## AIM
Copy the data that follows, character for character, minus the pictures.

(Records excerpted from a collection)

──────

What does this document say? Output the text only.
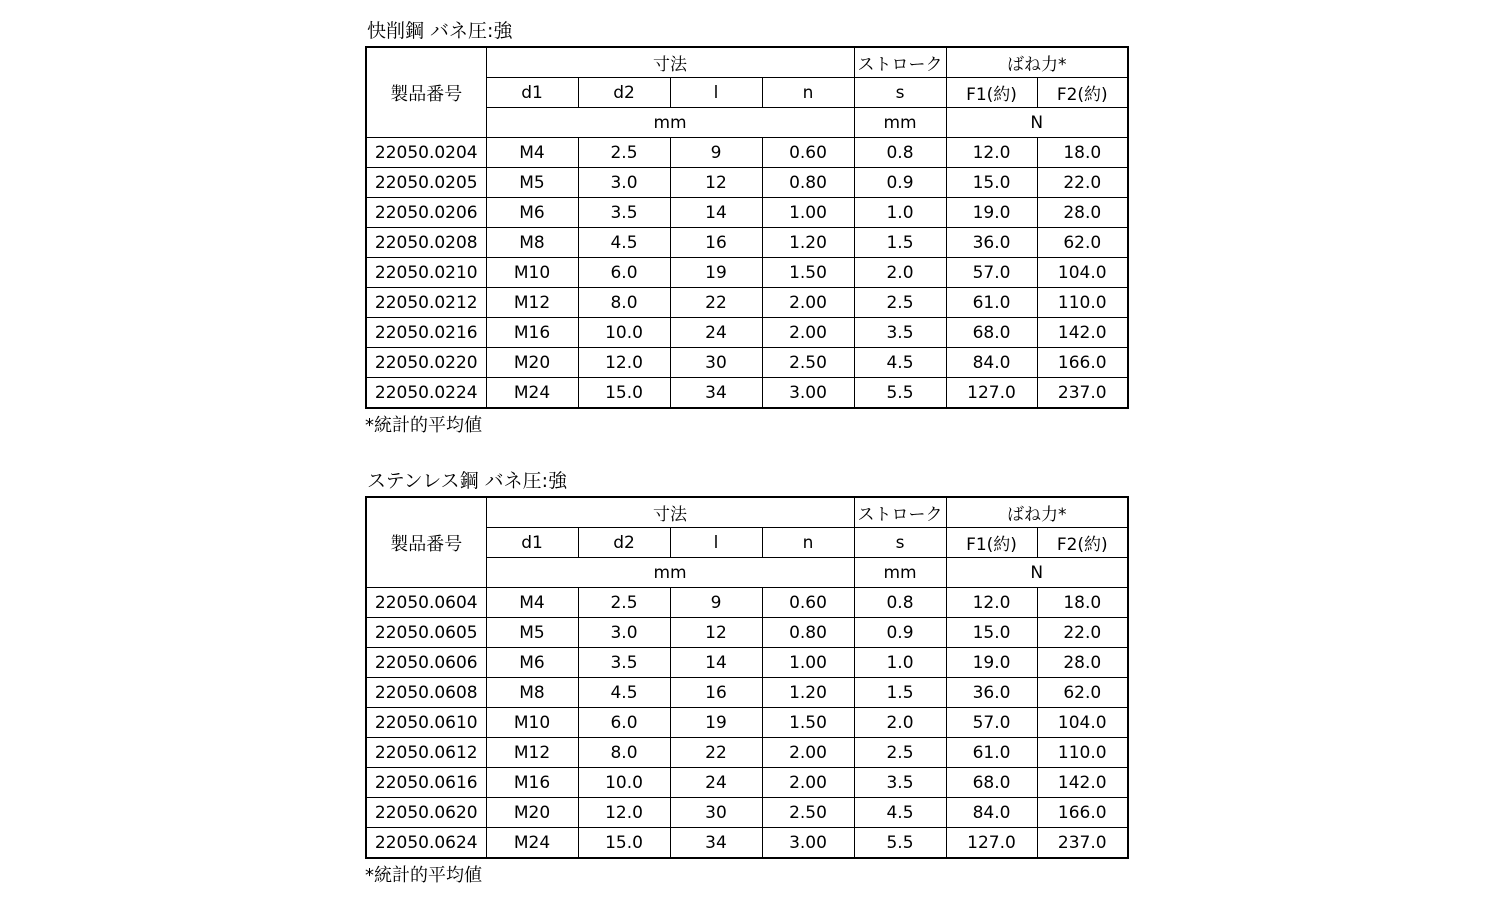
快削鋼 バネ圧:強
製品番号	寸法				ストローク	ばね力*	
	d1	d2	l	n	s	F1(約)	F2(約)
	mm				mm	N	
22050.0204	M4	2.5	9	0.60	0.8	12.0	18.0
22050.0205	M5	3.0	12	0.80	0.9	15.0	22.0
22050.0206	M6	3.5	14	1.00	1.0	19.0	28.0
22050.0208	M8	4.5	16	1.20	1.5	36.0	62.0
22050.0210	M10	6.0	19	1.50	2.0	57.0	104.0
22050.0212	M12	8.0	22	2.00	2.5	61.0	110.0
22050.0216	M16	10.0	24	2.00	3.5	68.0	142.0
22050.0220	M20	12.0	30	2.50	4.5	84.0	166.0
22050.0224	M24	15.0	34	3.00	5.5	127.0	237.0
*統計的平均値
ステンレス鋼 バネ圧:強
製品番号	寸法				ストローク	ばね力*	
	d1	d2	l	n	s	F1(約)	F2(約)
	mm				mm	N	
22050.0604	M4	2.5	9	0.60	0.8	12.0	18.0
22050.0605	M5	3.0	12	0.80	0.9	15.0	22.0
22050.0606	M6	3.5	14	1.00	1.0	19.0	28.0
22050.0608	M8	4.5	16	1.20	1.5	36.0	62.0
22050.0610	M10	6.0	19	1.50	2.0	57.0	104.0
22050.0612	M12	8.0	22	2.00	2.5	61.0	110.0
22050.0616	M16	10.0	24	2.00	3.5	68.0	142.0
22050.0620	M20	12.0	30	2.50	4.5	84.0	166.0
22050.0624	M24	15.0	34	3.00	5.5	127.0	237.0
*統計的平均値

──────

## TASK RESULT
What does this document say? Output the text only.
快削鋼 バネ圧:強
製品番号	寸法				ストローク	ばね力*	
	d1	d2	l	n	s	F1(約)	F2(約)
	mm				mm	N	
22050.0204	M4	2.5	9	0.60	0.8	12.0	18.0
22050.0205	M5	3.0	12	0.80	0.9	15.0	22.0
22050.0206	M6	3.5	14	1.00	1.0	19.0	28.0
22050.0208	M8	4.5	16	1.20	1.5	36.0	62.0
22050.0210	M10	6.0	19	1.50	2.0	57.0	104.0
22050.0212	M12	8.0	22	2.00	2.5	61.0	110.0
22050.0216	M16	10.0	24	2.00	3.5	68.0	142.0
22050.0220	M20	12.0	30	2.50	4.5	84.0	166.0
22050.0224	M24	15.0	34	3.00	5.5	127.0	237.0
*統計的平均値
ステンレス鋼 バネ圧:強
製品番号	寸法				ストローク	ばね力*	
	d1	d2	l	n	s	F1(約)	F2(約)
	mm				mm	N	
22050.0604	M4	2.5	9	0.60	0.8	12.0	18.0
22050.0605	M5	3.0	12	0.80	0.9	15.0	22.0
22050.0606	M6	3.5	14	1.00	1.0	19.0	28.0
22050.0608	M8	4.5	16	1.20	1.5	36.0	62.0
22050.0610	M10	6.0	19	1.50	2.0	57.0	104.0
22050.0612	M12	8.0	22	2.00	2.5	61.0	110.0
22050.0616	M16	10.0	24	2.00	3.5	68.0	142.0
22050.0620	M20	12.0	30	2.50	4.5	84.0	166.0
22050.0624	M24	15.0	34	3.00	5.5	127.0	237.0
*統計的平均値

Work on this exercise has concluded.